■ **Exercise requirements**
Would you copy out the whole listing exactly as given?

■ **Information provided**
————

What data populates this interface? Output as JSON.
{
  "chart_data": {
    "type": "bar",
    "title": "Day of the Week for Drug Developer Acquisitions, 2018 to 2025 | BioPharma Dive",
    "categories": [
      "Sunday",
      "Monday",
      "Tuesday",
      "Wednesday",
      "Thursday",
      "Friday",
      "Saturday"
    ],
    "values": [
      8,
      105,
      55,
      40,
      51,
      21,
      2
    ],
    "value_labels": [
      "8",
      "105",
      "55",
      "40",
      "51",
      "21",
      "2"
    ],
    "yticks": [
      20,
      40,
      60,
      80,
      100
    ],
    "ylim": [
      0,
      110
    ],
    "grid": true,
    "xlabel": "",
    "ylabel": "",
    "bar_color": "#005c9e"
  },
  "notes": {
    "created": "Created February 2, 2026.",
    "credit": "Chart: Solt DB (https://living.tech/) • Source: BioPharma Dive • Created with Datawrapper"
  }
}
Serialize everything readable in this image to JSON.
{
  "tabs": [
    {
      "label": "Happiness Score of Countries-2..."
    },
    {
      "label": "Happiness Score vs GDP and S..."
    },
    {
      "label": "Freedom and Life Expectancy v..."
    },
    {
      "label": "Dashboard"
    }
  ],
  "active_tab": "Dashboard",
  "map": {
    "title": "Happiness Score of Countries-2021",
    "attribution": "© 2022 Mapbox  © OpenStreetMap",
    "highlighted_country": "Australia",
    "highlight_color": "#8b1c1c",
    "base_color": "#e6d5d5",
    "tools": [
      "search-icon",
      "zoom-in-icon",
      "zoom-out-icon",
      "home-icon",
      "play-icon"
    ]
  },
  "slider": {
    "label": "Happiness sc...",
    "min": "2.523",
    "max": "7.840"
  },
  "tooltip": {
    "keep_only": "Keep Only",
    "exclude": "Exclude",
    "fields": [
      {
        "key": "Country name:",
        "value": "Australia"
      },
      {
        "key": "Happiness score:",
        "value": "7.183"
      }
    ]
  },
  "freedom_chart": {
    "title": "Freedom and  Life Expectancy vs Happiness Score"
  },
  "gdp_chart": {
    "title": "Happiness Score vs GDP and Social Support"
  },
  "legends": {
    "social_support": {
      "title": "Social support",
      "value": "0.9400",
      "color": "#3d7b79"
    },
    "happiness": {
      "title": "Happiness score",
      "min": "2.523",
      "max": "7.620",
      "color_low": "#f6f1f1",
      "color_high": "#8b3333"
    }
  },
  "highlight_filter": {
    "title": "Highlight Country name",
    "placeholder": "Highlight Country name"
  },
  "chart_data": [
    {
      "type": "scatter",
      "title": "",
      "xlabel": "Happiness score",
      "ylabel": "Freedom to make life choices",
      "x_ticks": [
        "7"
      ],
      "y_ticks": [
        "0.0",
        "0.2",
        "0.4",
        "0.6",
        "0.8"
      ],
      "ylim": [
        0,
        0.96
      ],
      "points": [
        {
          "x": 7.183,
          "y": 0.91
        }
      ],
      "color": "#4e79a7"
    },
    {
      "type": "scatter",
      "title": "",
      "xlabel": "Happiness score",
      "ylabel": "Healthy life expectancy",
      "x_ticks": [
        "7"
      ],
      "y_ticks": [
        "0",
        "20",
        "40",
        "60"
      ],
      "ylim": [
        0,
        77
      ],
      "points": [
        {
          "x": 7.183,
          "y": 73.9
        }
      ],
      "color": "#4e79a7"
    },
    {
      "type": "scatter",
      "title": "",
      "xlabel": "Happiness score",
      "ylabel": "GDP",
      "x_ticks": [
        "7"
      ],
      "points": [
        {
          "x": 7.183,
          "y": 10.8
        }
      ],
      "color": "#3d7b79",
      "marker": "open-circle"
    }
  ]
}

————

■ **Exercise solution**
What data populates this interface? Output as JSON.
{
  "chart_data": {
    "type": "bar",
    "title": "Day of the Week for Drug Developer Acquisitions, 2018 to 2025 | BioPharma Dive",
    "categories": [
      "Sunday",
      "Monday",
      "Tuesday",
      "Wednesday",
      "Thursday",
      "Friday",
      "Saturday"
    ],
    "values": [
      8,
      105,
      55,
      40,
      51,
      21,
      2
    ],
    "value_labels": [
      "8",
      "105",
      "55",
      "40",
      "51",
      "21",
      "2"
    ],
    "yticks": [
      20,
      40,
      60,
      80,
      100
    ],
    "ylim": [
      0,
      110
    ],
    "grid": true,
    "xlabel": "",
    "ylabel": "",
    "bar_color": "#005c9e"
  },
  "notes": {
    "created": "Created February 2, 2026.",
    "credit": "Chart: Solt DB (https://living.tech/) • Source: BioPharma Dive • Created with Datawrapper"
  }
}
Serialize everything readable in this image to JSON.
{
  "tabs": [
    {
      "label": "Happiness Score of Countries-2..."
    },
    {
      "label": "Happiness Score vs GDP and S..."
    },
    {
      "label": "Freedom and Life Expectancy v..."
    },
    {
      "label": "Dashboard"
    }
  ],
  "active_tab": "Dashboard",
  "map": {
    "title": "Happiness Score of Countries-2021",
    "attribution": "© 2022 Mapbox  © OpenStreetMap",
    "highlighted_country": "Australia",
    "highlight_color": "#8b1c1c",
    "base_color": "#e6d5d5",
    "tools": [
      "search-icon",
      "zoom-in-icon",
      "zoom-out-icon",
      "home-icon",
      "play-icon"
    ]
  },
  "slider": {
    "label": "Happiness sc...",
    "min": "2.523",
    "max": "7.840"
  },
  "tooltip": {
    "keep_only": "Keep Only",
    "exclude": "Exclude",
    "fields": [
      {
        "key": "Country name:",
        "value": "Australia"
      },
      {
        "key": "Happiness score:",
        "value": "7.183"
      }
    ]
  },
  "freedom_chart": {
    "title": "Freedom and  Life Expectancy vs Happiness Score"
  },
  "gdp_chart": {
    "title": "Happiness Score vs GDP and Social Support"
  },
  "legends": {
    "social_support": {
      "title": "Social support",
      "value": "0.9400",
      "color": "#3d7b79"
    },
    "happiness": {
      "title": "Happiness score",
      "min": "2.523",
      "max": "7.620",
      "color_low": "#f6f1f1",
      "color_high": "#8b3333"
    }
  },
  "highlight_filter": {
    "title": "Highlight Country name",
    "placeholder": "Highlight Country name"
  },
  "chart_data": [
    {
      "type": "scatter",
      "title": "",
      "xlabel": "Happiness score",
      "ylabel": "Freedom to make life choices",
      "x_ticks": [
        "7"
      ],
      "y_ticks": [
        "0.0",
        "0.2",
        "0.4",
        "0.6",
        "0.8"
      ],
      "ylim": [
        0,
        0.96
      ],
      "points": [
        {
          "x": 7.183,
          "y": 0.91
        }
      ],
      "color": "#4e79a7"
    },
    {
      "type": "scatter",
      "title": "",
      "xlabel": "Happiness score",
      "ylabel": "Healthy life expectancy",
      "x_ticks": [
        "7"
      ],
      "y_ticks": [
        "0",
        "20",
        "40",
        "60"
      ],
      "ylim": [
        0,
        77
      ],
      "points": [
        {
          "x": 7.183,
          "y": 73.9
        }
      ],
      "color": "#4e79a7"
    },
    {
      "type": "scatter",
      "title": "",
      "xlabel": "Happiness score",
      "ylabel": "GDP",
      "x_ticks": [
        "7"
      ],
      "points": [
        {
          "x": 7.183,
          "y": 10.8
        }
      ],
      "color": "#3d7b79",
      "marker": "open-circle"
    }
  ]
}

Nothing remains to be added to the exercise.